▸ **Given request**
Rewrite the listing below with every "manuscript-line" changed to "handwritten-line", keeping everything else the same.

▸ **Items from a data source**

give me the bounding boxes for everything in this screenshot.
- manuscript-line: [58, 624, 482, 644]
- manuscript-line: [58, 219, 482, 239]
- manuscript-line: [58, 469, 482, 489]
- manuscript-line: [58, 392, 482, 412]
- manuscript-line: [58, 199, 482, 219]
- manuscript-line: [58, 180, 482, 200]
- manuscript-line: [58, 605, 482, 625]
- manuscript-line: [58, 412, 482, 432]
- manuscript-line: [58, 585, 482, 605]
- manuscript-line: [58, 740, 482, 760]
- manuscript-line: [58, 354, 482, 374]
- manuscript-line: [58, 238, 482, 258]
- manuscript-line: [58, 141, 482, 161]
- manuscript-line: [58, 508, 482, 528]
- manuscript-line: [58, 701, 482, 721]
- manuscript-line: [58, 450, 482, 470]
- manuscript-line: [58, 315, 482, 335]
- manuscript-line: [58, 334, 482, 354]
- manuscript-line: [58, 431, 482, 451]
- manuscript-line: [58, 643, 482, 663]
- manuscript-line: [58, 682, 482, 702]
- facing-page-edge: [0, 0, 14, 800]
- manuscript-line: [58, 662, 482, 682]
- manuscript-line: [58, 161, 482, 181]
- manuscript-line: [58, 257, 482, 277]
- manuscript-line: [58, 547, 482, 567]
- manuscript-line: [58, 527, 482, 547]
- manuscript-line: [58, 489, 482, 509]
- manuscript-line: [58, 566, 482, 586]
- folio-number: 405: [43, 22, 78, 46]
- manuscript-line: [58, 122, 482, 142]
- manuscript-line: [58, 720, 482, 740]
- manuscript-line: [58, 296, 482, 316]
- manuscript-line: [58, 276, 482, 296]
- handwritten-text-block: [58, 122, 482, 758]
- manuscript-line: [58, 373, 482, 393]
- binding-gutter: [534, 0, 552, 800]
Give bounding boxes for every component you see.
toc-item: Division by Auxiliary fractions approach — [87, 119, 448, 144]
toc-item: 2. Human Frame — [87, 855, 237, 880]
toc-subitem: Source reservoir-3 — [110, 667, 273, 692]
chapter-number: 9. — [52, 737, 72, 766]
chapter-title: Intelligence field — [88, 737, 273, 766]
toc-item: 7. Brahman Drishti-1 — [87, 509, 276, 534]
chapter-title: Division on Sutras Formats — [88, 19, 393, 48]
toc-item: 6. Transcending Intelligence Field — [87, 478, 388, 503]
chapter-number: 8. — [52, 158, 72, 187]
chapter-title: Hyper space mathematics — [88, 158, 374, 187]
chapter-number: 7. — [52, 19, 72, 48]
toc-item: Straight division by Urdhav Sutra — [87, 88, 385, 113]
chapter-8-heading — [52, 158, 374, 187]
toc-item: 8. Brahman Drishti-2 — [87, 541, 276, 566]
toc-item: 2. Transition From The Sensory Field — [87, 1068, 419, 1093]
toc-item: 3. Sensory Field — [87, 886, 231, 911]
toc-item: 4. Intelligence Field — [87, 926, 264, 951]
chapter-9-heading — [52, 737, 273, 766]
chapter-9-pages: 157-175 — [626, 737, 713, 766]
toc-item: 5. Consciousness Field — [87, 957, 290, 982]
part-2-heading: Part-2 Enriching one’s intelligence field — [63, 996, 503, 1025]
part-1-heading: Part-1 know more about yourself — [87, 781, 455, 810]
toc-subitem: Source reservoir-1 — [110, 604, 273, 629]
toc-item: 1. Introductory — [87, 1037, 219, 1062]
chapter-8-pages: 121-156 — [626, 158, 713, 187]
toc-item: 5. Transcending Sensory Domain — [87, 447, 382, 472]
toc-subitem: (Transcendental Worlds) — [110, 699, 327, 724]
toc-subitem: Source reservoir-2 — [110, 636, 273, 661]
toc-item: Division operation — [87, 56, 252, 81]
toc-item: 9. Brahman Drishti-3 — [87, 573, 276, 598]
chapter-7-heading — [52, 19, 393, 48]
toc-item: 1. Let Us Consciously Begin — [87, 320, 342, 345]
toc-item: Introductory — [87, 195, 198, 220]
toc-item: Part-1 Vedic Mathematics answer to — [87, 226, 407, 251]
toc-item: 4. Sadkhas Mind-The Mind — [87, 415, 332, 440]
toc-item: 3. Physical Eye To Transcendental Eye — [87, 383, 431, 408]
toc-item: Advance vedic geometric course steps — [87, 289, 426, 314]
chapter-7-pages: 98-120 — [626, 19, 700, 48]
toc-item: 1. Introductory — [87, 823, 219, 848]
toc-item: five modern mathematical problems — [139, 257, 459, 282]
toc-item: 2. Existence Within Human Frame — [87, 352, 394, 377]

▸ **Correct response**
give me the bounding boxes for everything in this screenshot.
- handwritten-line: [58, 624, 482, 644]
- handwritten-line: [58, 219, 482, 239]
- handwritten-line: [58, 469, 482, 489]
- handwritten-line: [58, 392, 482, 412]
- handwritten-line: [58, 199, 482, 219]
- handwritten-line: [58, 180, 482, 200]
- handwritten-line: [58, 605, 482, 625]
- handwritten-line: [58, 412, 482, 432]
- handwritten-line: [58, 585, 482, 605]
- handwritten-line: [58, 740, 482, 760]
- handwritten-line: [58, 354, 482, 374]
- handwritten-line: [58, 238, 482, 258]
- handwritten-line: [58, 141, 482, 161]
- handwritten-line: [58, 508, 482, 528]
- handwritten-line: [58, 701, 482, 721]
- handwritten-line: [58, 450, 482, 470]
- handwritten-line: [58, 315, 482, 335]
- handwritten-line: [58, 334, 482, 354]
- handwritten-line: [58, 431, 482, 451]
- handwritten-line: [58, 643, 482, 663]
- handwritten-line: [58, 682, 482, 702]
- facing-page-edge: [0, 0, 14, 800]
- handwritten-line: [58, 662, 482, 682]
- handwritten-line: [58, 161, 482, 181]
- handwritten-line: [58, 257, 482, 277]
- handwritten-line: [58, 547, 482, 567]
- handwritten-line: [58, 527, 482, 547]
- handwritten-line: [58, 489, 482, 509]
- handwritten-line: [58, 566, 482, 586]
- folio-number: 405: [43, 22, 78, 46]
- handwritten-line: [58, 122, 482, 142]
- handwritten-line: [58, 720, 482, 740]
- handwritten-line: [58, 296, 482, 316]
- handwritten-line: [58, 276, 482, 296]
- handwritten-text-block: [58, 122, 482, 758]
- handwritten-line: [58, 373, 482, 393]
- binding-gutter: [534, 0, 552, 800]
Give bounding boxes for every component you see.
toc-item: Division by Auxiliary fractions approach — [87, 119, 448, 144]
toc-item: 2. Human Frame — [87, 855, 237, 880]
toc-subitem: Source reservoir-3 — [110, 667, 273, 692]
chapter-number: 9. — [52, 737, 72, 766]
chapter-title: Intelligence field — [88, 737, 273, 766]
toc-item: 7. Brahman Drishti-1 — [87, 509, 276, 534]
chapter-title: Division on Sutras Formats — [88, 19, 393, 48]
toc-item: 6. Transcending Intelligence Field — [87, 478, 388, 503]
chapter-number: 8. — [52, 158, 72, 187]
chapter-title: Hyper space mathematics — [88, 158, 374, 187]
chapter-number: 7. — [52, 19, 72, 48]
toc-item: Straight division by Urdhav Sutra — [87, 88, 385, 113]
chapter-8-heading — [52, 158, 374, 187]
toc-item: 8. Brahman Drishti-2 — [87, 541, 276, 566]
toc-item: 2. Transition From The Sensory Field — [87, 1068, 419, 1093]
toc-item: 3. Sensory Field — [87, 886, 231, 911]
toc-item: 4. Intelligence Field — [87, 926, 264, 951]
chapter-9-heading — [52, 737, 273, 766]
chapter-9-pages: 157-175 — [626, 737, 713, 766]
toc-item: 5. Consciousness Field — [87, 957, 290, 982]
part-2-heading: Part-2 Enriching one’s intelligence field — [63, 996, 503, 1025]
part-1-heading: Part-1 know more about yourself — [87, 781, 455, 810]
toc-subitem: Source reservoir-1 — [110, 604, 273, 629]
toc-item: 1. Introductory — [87, 1037, 219, 1062]
chapter-8-pages: 121-156 — [626, 158, 713, 187]
toc-item: 5. Transcending Sensory Domain — [87, 447, 382, 472]
toc-subitem: (Transcendental Worlds) — [110, 699, 327, 724]
toc-subitem: Source reservoir-2 — [110, 636, 273, 661]
toc-item: Division operation — [87, 56, 252, 81]
toc-item: 9. Brahman Drishti-3 — [87, 573, 276, 598]
chapter-7-heading — [52, 19, 393, 48]
toc-item: 1. Let Us Consciously Begin — [87, 320, 342, 345]
toc-item: Introductory — [87, 195, 198, 220]
toc-item: Part-1 Vedic Mathematics answer to — [87, 226, 407, 251]
toc-item: 4. Sadkhas Mind-The Mind — [87, 415, 332, 440]
toc-item: 3. Physical Eye To Transcendental Eye — [87, 383, 431, 408]
toc-item: Advance vedic geometric course steps — [87, 289, 426, 314]
chapter-7-pages: 98-120 — [626, 19, 700, 48]
toc-item: 1. Introductory — [87, 823, 219, 848]
toc-item: five modern mathematical problems — [139, 257, 459, 282]
toc-item: 2. Existence Within Human Frame — [87, 352, 394, 377]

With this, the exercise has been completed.